• _EXERCISE DATA_
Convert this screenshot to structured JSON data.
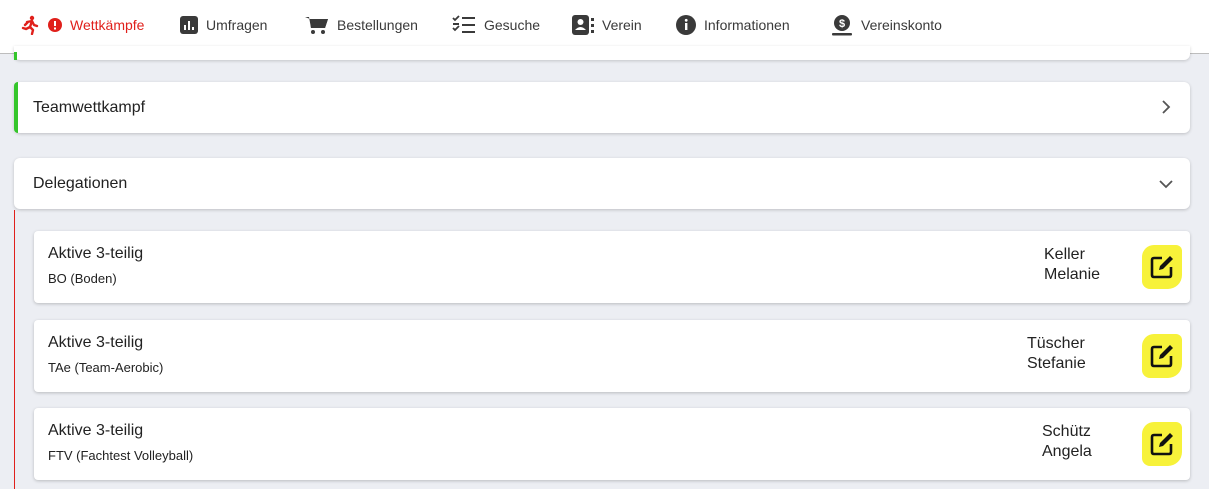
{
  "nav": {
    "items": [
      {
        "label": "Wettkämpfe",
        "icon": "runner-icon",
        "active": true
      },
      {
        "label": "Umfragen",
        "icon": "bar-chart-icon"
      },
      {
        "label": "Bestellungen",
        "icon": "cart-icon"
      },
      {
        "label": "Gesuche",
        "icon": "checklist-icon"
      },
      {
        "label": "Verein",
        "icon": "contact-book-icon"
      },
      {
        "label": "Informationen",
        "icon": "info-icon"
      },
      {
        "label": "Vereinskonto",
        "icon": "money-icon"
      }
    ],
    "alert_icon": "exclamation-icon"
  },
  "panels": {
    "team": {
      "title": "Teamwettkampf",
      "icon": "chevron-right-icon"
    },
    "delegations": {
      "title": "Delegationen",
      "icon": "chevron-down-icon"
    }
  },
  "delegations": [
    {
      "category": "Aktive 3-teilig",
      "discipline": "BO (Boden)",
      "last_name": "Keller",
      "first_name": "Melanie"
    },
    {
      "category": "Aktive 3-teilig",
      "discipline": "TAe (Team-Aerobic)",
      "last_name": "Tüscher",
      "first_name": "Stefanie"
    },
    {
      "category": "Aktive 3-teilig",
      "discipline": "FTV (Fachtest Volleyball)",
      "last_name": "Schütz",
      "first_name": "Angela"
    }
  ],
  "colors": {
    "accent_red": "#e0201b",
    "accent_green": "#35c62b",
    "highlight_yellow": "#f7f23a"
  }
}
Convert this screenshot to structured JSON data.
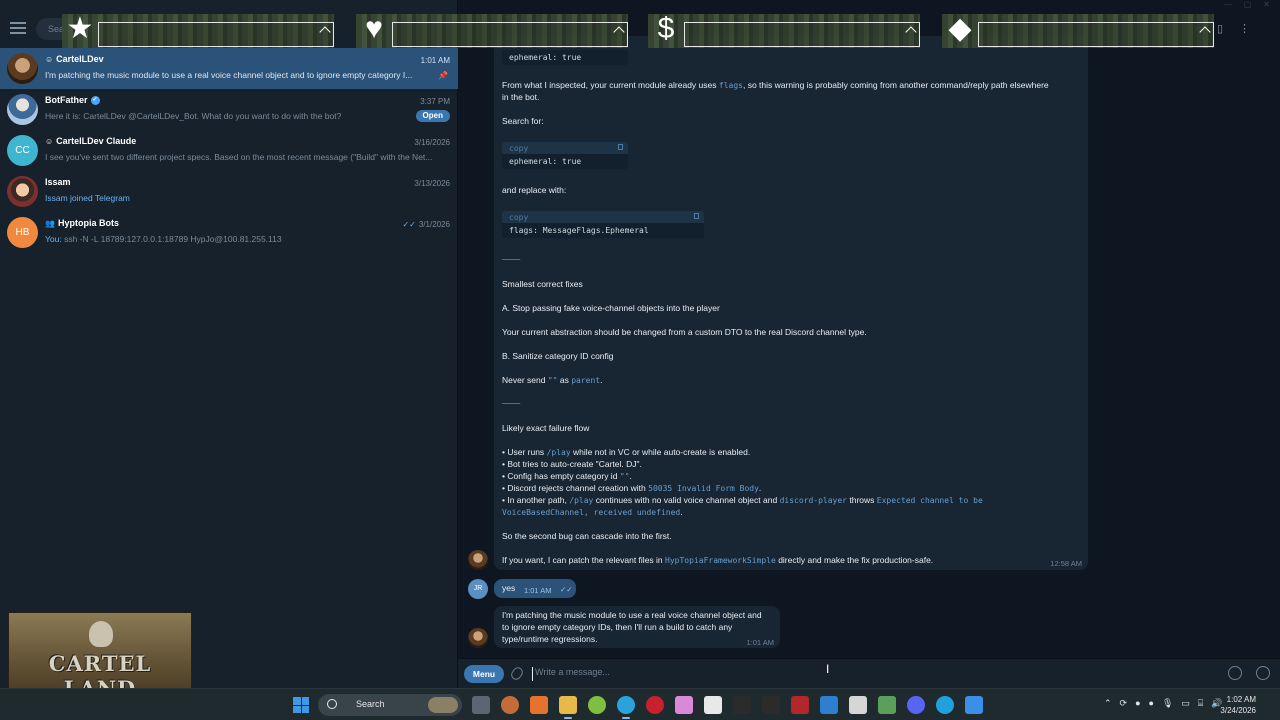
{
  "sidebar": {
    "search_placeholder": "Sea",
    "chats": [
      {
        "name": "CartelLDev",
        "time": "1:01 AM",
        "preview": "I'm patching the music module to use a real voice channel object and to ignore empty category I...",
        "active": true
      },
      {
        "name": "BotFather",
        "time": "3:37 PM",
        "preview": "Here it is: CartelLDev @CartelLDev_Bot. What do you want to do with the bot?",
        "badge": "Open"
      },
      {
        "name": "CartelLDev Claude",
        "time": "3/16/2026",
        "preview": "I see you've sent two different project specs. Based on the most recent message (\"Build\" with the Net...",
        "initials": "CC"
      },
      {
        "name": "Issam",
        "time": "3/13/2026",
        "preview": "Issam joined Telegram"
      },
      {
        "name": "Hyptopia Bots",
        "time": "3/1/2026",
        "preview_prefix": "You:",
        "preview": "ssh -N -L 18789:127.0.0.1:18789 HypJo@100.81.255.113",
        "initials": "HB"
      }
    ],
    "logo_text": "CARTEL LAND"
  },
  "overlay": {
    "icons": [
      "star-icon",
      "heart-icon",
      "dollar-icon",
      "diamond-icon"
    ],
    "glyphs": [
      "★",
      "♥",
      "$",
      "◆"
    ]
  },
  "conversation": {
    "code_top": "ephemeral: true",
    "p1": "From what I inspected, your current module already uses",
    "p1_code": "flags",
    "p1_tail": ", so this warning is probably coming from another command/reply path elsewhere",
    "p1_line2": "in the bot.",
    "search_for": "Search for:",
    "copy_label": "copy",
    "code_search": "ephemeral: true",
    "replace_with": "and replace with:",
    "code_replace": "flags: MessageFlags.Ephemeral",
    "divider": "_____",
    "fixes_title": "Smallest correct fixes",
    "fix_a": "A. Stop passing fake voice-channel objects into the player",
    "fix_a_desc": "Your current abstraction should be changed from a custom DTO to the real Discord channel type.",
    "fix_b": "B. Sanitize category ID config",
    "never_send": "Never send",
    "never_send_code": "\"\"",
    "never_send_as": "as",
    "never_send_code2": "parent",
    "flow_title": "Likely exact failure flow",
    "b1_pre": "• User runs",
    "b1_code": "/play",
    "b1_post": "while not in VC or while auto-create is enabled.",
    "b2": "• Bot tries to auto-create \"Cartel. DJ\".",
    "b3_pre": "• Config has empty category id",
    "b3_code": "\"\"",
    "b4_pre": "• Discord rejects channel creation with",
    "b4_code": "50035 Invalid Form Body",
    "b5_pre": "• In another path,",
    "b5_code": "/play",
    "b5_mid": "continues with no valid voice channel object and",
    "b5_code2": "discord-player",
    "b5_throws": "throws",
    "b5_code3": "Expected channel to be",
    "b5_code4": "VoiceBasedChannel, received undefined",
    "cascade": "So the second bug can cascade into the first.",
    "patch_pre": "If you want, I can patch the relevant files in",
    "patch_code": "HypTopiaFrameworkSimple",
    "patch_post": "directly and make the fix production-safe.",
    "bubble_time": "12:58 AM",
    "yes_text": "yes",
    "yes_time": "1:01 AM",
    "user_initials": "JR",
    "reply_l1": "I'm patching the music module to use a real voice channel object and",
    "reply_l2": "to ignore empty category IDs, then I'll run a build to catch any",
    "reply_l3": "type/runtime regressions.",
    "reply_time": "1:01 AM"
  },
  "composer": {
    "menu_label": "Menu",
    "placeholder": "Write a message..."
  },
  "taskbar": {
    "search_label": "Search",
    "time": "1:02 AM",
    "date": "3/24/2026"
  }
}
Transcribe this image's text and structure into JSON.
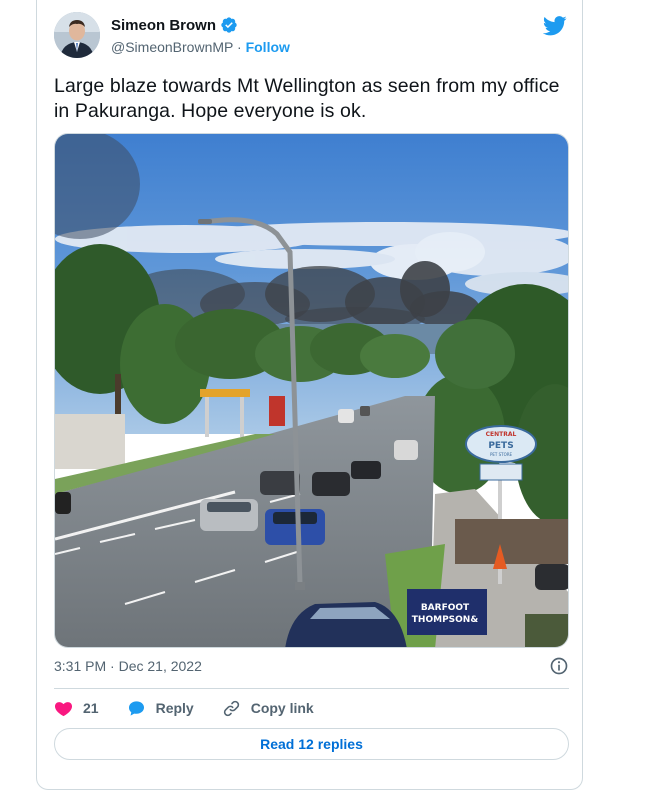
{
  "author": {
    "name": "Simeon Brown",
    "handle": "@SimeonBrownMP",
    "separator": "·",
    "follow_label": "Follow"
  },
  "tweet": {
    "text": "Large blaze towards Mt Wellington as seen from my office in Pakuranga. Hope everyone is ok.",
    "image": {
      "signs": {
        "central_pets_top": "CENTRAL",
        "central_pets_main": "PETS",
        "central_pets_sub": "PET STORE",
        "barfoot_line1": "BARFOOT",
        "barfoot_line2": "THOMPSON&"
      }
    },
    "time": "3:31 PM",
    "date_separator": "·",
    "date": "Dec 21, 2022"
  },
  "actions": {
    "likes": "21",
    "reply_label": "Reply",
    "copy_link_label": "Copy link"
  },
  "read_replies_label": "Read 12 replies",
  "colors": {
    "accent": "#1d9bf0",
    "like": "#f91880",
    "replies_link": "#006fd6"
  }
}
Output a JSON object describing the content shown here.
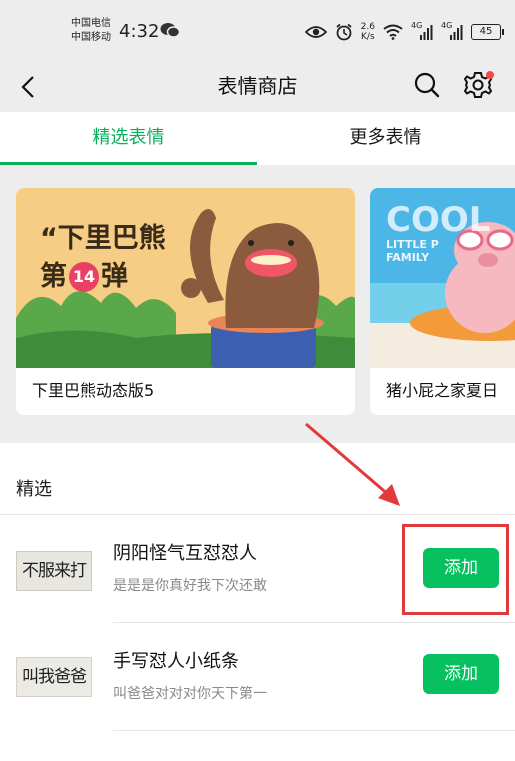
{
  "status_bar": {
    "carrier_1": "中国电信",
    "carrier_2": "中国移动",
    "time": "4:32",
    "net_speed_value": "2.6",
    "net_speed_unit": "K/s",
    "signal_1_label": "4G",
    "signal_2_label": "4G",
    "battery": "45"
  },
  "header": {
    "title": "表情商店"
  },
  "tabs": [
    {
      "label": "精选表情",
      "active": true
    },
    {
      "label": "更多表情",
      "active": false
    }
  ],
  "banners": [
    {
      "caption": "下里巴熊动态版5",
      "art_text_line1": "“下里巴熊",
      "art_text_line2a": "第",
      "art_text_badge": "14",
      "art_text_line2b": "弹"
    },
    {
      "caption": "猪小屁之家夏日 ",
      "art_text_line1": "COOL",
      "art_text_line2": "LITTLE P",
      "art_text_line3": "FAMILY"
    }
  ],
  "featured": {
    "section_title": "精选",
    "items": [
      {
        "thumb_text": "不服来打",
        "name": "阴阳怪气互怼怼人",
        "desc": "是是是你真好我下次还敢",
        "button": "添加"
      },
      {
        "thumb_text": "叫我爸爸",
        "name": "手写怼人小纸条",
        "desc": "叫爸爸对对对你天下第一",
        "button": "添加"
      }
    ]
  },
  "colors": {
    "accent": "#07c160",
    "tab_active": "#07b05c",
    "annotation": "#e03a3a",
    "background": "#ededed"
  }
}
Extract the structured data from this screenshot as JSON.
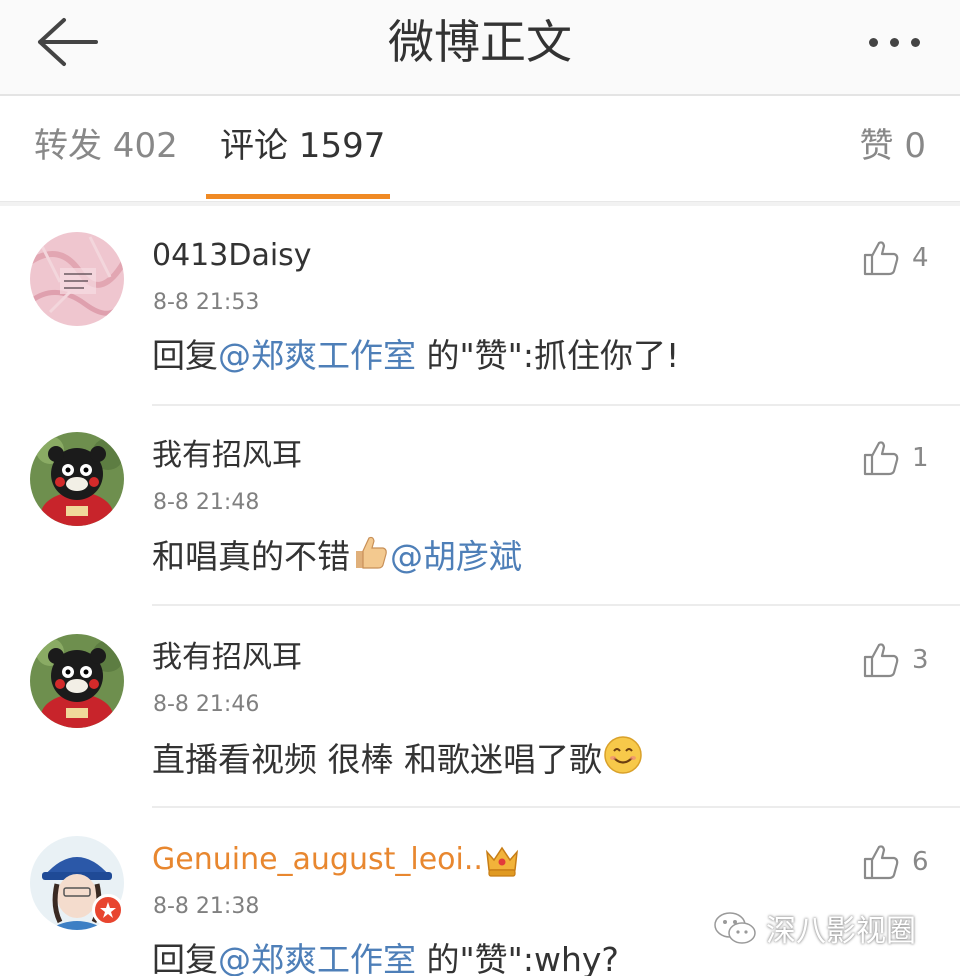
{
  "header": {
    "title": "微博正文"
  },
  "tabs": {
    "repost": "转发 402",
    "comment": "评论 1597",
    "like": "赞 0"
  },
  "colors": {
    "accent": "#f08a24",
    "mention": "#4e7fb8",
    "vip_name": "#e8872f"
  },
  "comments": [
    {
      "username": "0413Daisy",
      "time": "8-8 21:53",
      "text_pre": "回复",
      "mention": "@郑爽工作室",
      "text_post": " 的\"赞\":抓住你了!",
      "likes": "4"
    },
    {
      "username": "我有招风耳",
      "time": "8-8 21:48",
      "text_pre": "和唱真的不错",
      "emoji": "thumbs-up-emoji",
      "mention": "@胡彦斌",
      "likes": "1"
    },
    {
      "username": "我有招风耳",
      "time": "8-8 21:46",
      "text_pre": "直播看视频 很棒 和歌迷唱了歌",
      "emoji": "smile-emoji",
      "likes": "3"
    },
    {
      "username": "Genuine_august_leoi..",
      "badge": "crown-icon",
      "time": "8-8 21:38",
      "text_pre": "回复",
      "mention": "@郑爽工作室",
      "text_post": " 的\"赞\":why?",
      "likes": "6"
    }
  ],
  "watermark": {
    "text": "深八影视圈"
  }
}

• _EXERCISE DIRECTIONS_
Report how many lines of the preceding records include "type". Output the number only.

• _THE SOLUTION_
2